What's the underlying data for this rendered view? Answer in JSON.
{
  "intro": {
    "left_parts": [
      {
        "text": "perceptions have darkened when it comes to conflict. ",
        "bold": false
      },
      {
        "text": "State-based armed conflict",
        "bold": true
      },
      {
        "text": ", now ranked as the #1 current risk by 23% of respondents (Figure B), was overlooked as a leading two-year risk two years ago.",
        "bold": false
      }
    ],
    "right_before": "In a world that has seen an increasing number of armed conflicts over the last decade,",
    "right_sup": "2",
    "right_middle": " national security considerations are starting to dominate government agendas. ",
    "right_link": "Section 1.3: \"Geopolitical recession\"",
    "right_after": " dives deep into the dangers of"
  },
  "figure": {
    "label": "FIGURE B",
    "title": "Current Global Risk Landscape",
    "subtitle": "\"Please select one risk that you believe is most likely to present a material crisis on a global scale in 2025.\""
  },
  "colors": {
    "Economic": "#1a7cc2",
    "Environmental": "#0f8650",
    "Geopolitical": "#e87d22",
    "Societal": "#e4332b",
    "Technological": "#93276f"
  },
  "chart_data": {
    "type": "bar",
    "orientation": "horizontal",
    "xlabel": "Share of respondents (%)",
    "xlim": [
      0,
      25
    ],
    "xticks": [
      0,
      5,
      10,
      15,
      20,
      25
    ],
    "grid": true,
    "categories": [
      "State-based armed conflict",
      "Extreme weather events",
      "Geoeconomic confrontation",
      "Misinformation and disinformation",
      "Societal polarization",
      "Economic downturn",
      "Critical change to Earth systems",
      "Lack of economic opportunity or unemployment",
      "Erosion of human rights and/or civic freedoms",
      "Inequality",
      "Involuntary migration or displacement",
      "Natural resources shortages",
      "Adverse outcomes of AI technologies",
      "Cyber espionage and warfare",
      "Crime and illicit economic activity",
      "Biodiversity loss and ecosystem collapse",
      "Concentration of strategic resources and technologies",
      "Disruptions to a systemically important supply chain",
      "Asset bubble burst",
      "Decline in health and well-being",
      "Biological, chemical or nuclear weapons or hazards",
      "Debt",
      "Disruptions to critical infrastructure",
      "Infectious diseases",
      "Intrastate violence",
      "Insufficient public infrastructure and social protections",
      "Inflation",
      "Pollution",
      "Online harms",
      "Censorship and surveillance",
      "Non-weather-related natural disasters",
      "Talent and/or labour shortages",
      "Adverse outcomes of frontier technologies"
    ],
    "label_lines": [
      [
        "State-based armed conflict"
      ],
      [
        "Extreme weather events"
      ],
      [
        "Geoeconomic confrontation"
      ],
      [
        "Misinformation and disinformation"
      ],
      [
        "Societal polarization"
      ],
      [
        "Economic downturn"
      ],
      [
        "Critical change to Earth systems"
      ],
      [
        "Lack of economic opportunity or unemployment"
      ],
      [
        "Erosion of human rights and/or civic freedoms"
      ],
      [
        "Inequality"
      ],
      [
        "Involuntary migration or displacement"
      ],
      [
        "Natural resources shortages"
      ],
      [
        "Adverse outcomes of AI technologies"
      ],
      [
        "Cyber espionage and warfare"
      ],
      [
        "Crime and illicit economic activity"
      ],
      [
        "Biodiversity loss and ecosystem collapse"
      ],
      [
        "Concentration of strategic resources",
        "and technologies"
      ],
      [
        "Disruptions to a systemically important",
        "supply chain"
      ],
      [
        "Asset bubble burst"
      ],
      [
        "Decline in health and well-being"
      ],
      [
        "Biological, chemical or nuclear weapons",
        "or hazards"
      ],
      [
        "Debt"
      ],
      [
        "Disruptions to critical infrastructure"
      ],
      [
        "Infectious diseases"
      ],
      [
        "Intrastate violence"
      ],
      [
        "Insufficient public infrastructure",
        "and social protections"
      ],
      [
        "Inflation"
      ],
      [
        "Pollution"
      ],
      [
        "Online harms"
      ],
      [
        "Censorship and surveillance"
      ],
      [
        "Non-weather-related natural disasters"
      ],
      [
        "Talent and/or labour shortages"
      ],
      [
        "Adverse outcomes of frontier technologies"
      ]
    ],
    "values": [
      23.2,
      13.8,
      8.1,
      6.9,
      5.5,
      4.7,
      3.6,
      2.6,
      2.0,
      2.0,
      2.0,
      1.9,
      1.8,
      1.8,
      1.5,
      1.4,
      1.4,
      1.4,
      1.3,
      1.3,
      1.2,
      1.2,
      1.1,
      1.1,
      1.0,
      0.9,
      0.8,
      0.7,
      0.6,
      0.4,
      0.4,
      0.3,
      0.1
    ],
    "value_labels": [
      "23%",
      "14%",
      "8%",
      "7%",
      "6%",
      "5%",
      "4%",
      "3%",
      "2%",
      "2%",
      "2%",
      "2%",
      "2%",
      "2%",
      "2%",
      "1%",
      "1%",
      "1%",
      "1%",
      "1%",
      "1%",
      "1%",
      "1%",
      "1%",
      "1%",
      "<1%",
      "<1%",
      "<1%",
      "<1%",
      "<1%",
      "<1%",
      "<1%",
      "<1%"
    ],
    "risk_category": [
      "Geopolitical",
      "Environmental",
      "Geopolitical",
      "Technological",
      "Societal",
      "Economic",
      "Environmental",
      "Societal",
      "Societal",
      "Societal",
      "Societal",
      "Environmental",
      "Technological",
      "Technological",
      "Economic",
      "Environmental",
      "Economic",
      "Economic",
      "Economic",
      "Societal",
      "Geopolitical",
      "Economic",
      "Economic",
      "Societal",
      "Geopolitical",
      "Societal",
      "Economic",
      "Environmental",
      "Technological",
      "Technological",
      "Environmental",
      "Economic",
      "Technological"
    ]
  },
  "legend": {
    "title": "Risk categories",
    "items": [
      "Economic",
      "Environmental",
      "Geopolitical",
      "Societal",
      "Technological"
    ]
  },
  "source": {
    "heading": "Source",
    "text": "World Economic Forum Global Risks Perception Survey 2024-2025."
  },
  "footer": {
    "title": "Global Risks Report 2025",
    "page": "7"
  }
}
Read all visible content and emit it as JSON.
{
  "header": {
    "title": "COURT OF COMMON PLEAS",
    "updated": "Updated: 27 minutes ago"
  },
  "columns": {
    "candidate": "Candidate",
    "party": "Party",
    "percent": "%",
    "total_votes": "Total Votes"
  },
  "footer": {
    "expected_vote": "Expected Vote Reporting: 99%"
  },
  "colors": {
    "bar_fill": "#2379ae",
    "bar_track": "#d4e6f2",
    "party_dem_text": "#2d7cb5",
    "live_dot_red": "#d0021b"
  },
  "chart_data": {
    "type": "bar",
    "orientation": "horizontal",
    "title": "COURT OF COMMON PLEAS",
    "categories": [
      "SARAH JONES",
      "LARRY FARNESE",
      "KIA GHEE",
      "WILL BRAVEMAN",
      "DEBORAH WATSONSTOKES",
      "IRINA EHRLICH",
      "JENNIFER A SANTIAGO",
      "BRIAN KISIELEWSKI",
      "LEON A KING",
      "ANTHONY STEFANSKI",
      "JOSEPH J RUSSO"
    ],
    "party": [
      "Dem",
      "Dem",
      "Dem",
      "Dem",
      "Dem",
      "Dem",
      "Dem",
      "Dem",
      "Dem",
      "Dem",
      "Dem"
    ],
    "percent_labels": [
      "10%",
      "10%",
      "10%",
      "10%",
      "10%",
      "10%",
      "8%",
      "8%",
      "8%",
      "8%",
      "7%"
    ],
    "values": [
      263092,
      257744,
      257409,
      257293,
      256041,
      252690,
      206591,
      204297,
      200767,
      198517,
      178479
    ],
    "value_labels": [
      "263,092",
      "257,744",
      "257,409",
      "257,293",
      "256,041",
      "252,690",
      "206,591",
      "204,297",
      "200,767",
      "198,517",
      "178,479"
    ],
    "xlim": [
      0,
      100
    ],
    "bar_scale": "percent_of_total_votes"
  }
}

====

Copy the material above, line for line.

TASK RESPONSE:
What's the underlying data for this rendered view? Answer in JSON.
{
  "intro": {
    "left_parts": [
      {
        "text": "perceptions have darkened when it comes to conflict. ",
        "bold": false
      },
      {
        "text": "State-based armed conflict",
        "bold": true
      },
      {
        "text": ", now ranked as the #1 current risk by 23% of respondents (Figure B), was overlooked as a leading two-year risk two years ago.",
        "bold": false
      }
    ],
    "right_before": "In a world that has seen an increasing number of armed conflicts over the last decade,",
    "right_sup": "2",
    "right_middle": " national security considerations are starting to dominate government agendas. ",
    "right_link": "Section 1.3: \"Geopolitical recession\"",
    "right_after": " dives deep into the dangers of"
  },
  "figure": {
    "label": "FIGURE B",
    "title": "Current Global Risk Landscape",
    "subtitle": "\"Please select one risk that you believe is most likely to present a material crisis on a global scale in 2025.\""
  },
  "colors": {
    "Economic": "#1a7cc2",
    "Environmental": "#0f8650",
    "Geopolitical": "#e87d22",
    "Societal": "#e4332b",
    "Technological": "#93276f"
  },
  "chart_data": {
    "type": "bar",
    "orientation": "horizontal",
    "xlabel": "Share of respondents (%)",
    "xlim": [
      0,
      25
    ],
    "xticks": [
      0,
      5,
      10,
      15,
      20,
      25
    ],
    "grid": true,
    "categories": [
      "State-based armed conflict",
      "Extreme weather events",
      "Geoeconomic confrontation",
      "Misinformation and disinformation",
      "Societal polarization",
      "Economic downturn",
      "Critical change to Earth systems",
      "Lack of economic opportunity or unemployment",
      "Erosion of human rights and/or civic freedoms",
      "Inequality",
      "Involuntary migration or displacement",
      "Natural resources shortages",
      "Adverse outcomes of AI technologies",
      "Cyber espionage and warfare",
      "Crime and illicit economic activity",
      "Biodiversity loss and ecosystem collapse",
      "Concentration of strategic resources and technologies",
      "Disruptions to a systemically important supply chain",
      "Asset bubble burst",
      "Decline in health and well-being",
      "Biological, chemical or nuclear weapons or hazards",
      "Debt",
      "Disruptions to critical infrastructure",
      "Infectious diseases",
      "Intrastate violence",
      "Insufficient public infrastructure and social protections",
      "Inflation",
      "Pollution",
      "Online harms",
      "Censorship and surveillance",
      "Non-weather-related natural disasters",
      "Talent and/or labour shortages",
      "Adverse outcomes of frontier technologies"
    ],
    "label_lines": [
      [
        "State-based armed conflict"
      ],
      [
        "Extreme weather events"
      ],
      [
        "Geoeconomic confrontation"
      ],
      [
        "Misinformation and disinformation"
      ],
      [
        "Societal polarization"
      ],
      [
        "Economic downturn"
      ],
      [
        "Critical change to Earth systems"
      ],
      [
        "Lack of economic opportunity or unemployment"
      ],
      [
        "Erosion of human rights and/or civic freedoms"
      ],
      [
        "Inequality"
      ],
      [
        "Involuntary migration or displacement"
      ],
      [
        "Natural resources shortages"
      ],
      [
        "Adverse outcomes of AI technologies"
      ],
      [
        "Cyber espionage and warfare"
      ],
      [
        "Crime and illicit economic activity"
      ],
      [
        "Biodiversity loss and ecosystem collapse"
      ],
      [
        "Concentration of strategic resources",
        "and technologies"
      ],
      [
        "Disruptions to a systemically important",
        "supply chain"
      ],
      [
        "Asset bubble burst"
      ],
      [
        "Decline in health and well-being"
      ],
      [
        "Biological, chemical or nuclear weapons",
        "or hazards"
      ],
      [
        "Debt"
      ],
      [
        "Disruptions to critical infrastructure"
      ],
      [
        "Infectious diseases"
      ],
      [
        "Intrastate violence"
      ],
      [
        "Insufficient public infrastructure",
        "and social protections"
      ],
      [
        "Inflation"
      ],
      [
        "Pollution"
      ],
      [
        "Online harms"
      ],
      [
        "Censorship and surveillance"
      ],
      [
        "Non-weather-related natural disasters"
      ],
      [
        "Talent and/or labour shortages"
      ],
      [
        "Adverse outcomes of frontier technologies"
      ]
    ],
    "values": [
      23.2,
      13.8,
      8.1,
      6.9,
      5.5,
      4.7,
      3.6,
      2.6,
      2.0,
      2.0,
      2.0,
      1.9,
      1.8,
      1.8,
      1.5,
      1.4,
      1.4,
      1.4,
      1.3,
      1.3,
      1.2,
      1.2,
      1.1,
      1.1,
      1.0,
      0.9,
      0.8,
      0.7,
      0.6,
      0.4,
      0.4,
      0.3,
      0.1
    ],
    "value_labels": [
      "23%",
      "14%",
      "8%",
      "7%",
      "6%",
      "5%",
      "4%",
      "3%",
      "2%",
      "2%",
      "2%",
      "2%",
      "2%",
      "2%",
      "2%",
      "1%",
      "1%",
      "1%",
      "1%",
      "1%",
      "1%",
      "1%",
      "1%",
      "1%",
      "1%",
      "<1%",
      "<1%",
      "<1%",
      "<1%",
      "<1%",
      "<1%",
      "<1%",
      "<1%"
    ],
    "risk_category": [
      "Geopolitical",
      "Environmental",
      "Geopolitical",
      "Technological",
      "Societal",
      "Economic",
      "Environmental",
      "Societal",
      "Societal",
      "Societal",
      "Societal",
      "Environmental",
      "Technological",
      "Technological",
      "Economic",
      "Environmental",
      "Economic",
      "Economic",
      "Economic",
      "Societal",
      "Geopolitical",
      "Economic",
      "Economic",
      "Societal",
      "Geopolitical",
      "Societal",
      "Economic",
      "Environmental",
      "Technological",
      "Technological",
      "Environmental",
      "Economic",
      "Technological"
    ]
  },
  "legend": {
    "title": "Risk categories",
    "items": [
      "Economic",
      "Environmental",
      "Geopolitical",
      "Societal",
      "Technological"
    ]
  },
  "source": {
    "heading": "Source",
    "text": "World Economic Forum Global Risks Perception Survey 2024-2025."
  },
  "footer": {
    "title": "Global Risks Report 2025",
    "page": "7"
  }
}
Read all visible content and emit it as JSON.
{
  "header": {
    "title": "COURT OF COMMON PLEAS",
    "updated": "Updated: 27 minutes ago"
  },
  "columns": {
    "candidate": "Candidate",
    "party": "Party",
    "percent": "%",
    "total_votes": "Total Votes"
  },
  "footer": {
    "expected_vote": "Expected Vote Reporting: 99%"
  },
  "colors": {
    "bar_fill": "#2379ae",
    "bar_track": "#d4e6f2",
    "party_dem_text": "#2d7cb5",
    "live_dot_red": "#d0021b"
  },
  "chart_data": {
    "type": "bar",
    "orientation": "horizontal",
    "title": "COURT OF COMMON PLEAS",
    "categories": [
      "SARAH JONES",
      "LARRY FARNESE",
      "KIA GHEE",
      "WILL BRAVEMAN",
      "DEBORAH WATSONSTOKES",
      "IRINA EHRLICH",
      "JENNIFER A SANTIAGO",
      "BRIAN KISIELEWSKI",
      "LEON A KING",
      "ANTHONY STEFANSKI",
      "JOSEPH J RUSSO"
    ],
    "party": [
      "Dem",
      "Dem",
      "Dem",
      "Dem",
      "Dem",
      "Dem",
      "Dem",
      "Dem",
      "Dem",
      "Dem",
      "Dem"
    ],
    "percent_labels": [
      "10%",
      "10%",
      "10%",
      "10%",
      "10%",
      "10%",
      "8%",
      "8%",
      "8%",
      "8%",
      "7%"
    ],
    "values": [
      263092,
      257744,
      257409,
      257293,
      256041,
      252690,
      206591,
      204297,
      200767,
      198517,
      178479
    ],
    "value_labels": [
      "263,092",
      "257,744",
      "257,409",
      "257,293",
      "256,041",
      "252,690",
      "206,591",
      "204,297",
      "200,767",
      "198,517",
      "178,479"
    ],
    "xlim": [
      0,
      100
    ],
    "bar_scale": "percent_of_total_votes"
  }
}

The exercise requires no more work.